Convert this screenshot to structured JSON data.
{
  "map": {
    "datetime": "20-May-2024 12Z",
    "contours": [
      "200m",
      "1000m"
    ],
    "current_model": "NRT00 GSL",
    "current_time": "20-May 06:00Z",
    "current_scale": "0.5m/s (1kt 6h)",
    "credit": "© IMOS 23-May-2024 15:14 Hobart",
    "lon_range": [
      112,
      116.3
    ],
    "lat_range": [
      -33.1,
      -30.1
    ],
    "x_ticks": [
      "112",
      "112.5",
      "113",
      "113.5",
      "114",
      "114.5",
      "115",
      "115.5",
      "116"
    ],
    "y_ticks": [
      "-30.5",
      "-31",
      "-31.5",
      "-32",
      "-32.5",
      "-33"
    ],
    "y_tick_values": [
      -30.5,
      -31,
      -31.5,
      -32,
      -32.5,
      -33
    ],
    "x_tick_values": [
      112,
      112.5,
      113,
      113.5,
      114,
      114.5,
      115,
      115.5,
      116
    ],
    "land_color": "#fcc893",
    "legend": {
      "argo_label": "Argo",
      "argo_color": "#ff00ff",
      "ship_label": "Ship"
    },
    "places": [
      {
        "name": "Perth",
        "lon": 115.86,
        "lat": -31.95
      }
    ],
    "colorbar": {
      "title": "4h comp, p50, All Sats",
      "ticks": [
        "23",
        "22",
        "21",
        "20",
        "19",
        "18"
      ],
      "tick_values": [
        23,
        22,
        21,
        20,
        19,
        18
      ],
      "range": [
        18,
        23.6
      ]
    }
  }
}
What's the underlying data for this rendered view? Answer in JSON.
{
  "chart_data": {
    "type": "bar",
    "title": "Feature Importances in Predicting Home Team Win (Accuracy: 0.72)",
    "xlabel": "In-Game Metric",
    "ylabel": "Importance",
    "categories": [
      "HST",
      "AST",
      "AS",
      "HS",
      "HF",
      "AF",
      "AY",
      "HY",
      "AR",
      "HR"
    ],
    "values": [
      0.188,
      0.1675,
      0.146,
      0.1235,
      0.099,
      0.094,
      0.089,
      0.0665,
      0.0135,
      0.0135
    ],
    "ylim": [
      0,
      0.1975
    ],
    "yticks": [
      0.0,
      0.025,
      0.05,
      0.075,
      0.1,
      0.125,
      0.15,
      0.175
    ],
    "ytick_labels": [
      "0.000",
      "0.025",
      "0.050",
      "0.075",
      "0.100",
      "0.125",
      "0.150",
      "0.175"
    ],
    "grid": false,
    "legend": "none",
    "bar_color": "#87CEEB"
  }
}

++++++

_Work to do_. Go through the listing and copy all of it exactly.

_Finished exercise_.
Convert this screenshot to structured JSON data.
{
  "map": {
    "datetime": "20-May-2024 12Z",
    "contours": [
      "200m",
      "1000m"
    ],
    "current_model": "NRT00 GSL",
    "current_time": "20-May 06:00Z",
    "current_scale": "0.5m/s (1kt 6h)",
    "credit": "© IMOS 23-May-2024 15:14 Hobart",
    "lon_range": [
      112,
      116.3
    ],
    "lat_range": [
      -33.1,
      -30.1
    ],
    "x_ticks": [
      "112",
      "112.5",
      "113",
      "113.5",
      "114",
      "114.5",
      "115",
      "115.5",
      "116"
    ],
    "y_ticks": [
      "-30.5",
      "-31",
      "-31.5",
      "-32",
      "-32.5",
      "-33"
    ],
    "y_tick_values": [
      -30.5,
      -31,
      -31.5,
      -32,
      -32.5,
      -33
    ],
    "x_tick_values": [
      112,
      112.5,
      113,
      113.5,
      114,
      114.5,
      115,
      115.5,
      116
    ],
    "land_color": "#fcc893",
    "legend": {
      "argo_label": "Argo",
      "argo_color": "#ff00ff",
      "ship_label": "Ship"
    },
    "places": [
      {
        "name": "Perth",
        "lon": 115.86,
        "lat": -31.95
      }
    ],
    "colorbar": {
      "title": "4h comp, p50, All Sats",
      "ticks": [
        "23",
        "22",
        "21",
        "20",
        "19",
        "18"
      ],
      "tick_values": [
        23,
        22,
        21,
        20,
        19,
        18
      ],
      "range": [
        18,
        23.6
      ]
    }
  }
}
What's the underlying data for this rendered view? Answer in JSON.
{
  "chart_data": {
    "type": "bar",
    "title": "Feature Importances in Predicting Home Team Win (Accuracy: 0.72)",
    "xlabel": "In-Game Metric",
    "ylabel": "Importance",
    "categories": [
      "HST",
      "AST",
      "AS",
      "HS",
      "HF",
      "AF",
      "AY",
      "HY",
      "AR",
      "HR"
    ],
    "values": [
      0.188,
      0.1675,
      0.146,
      0.1235,
      0.099,
      0.094,
      0.089,
      0.0665,
      0.0135,
      0.0135
    ],
    "ylim": [
      0,
      0.1975
    ],
    "yticks": [
      0.0,
      0.025,
      0.05,
      0.075,
      0.1,
      0.125,
      0.15,
      0.175
    ],
    "ytick_labels": [
      "0.000",
      "0.025",
      "0.050",
      "0.075",
      "0.100",
      "0.125",
      "0.150",
      "0.175"
    ],
    "grid": false,
    "legend": "none",
    "bar_color": "#87CEEB"
  }
}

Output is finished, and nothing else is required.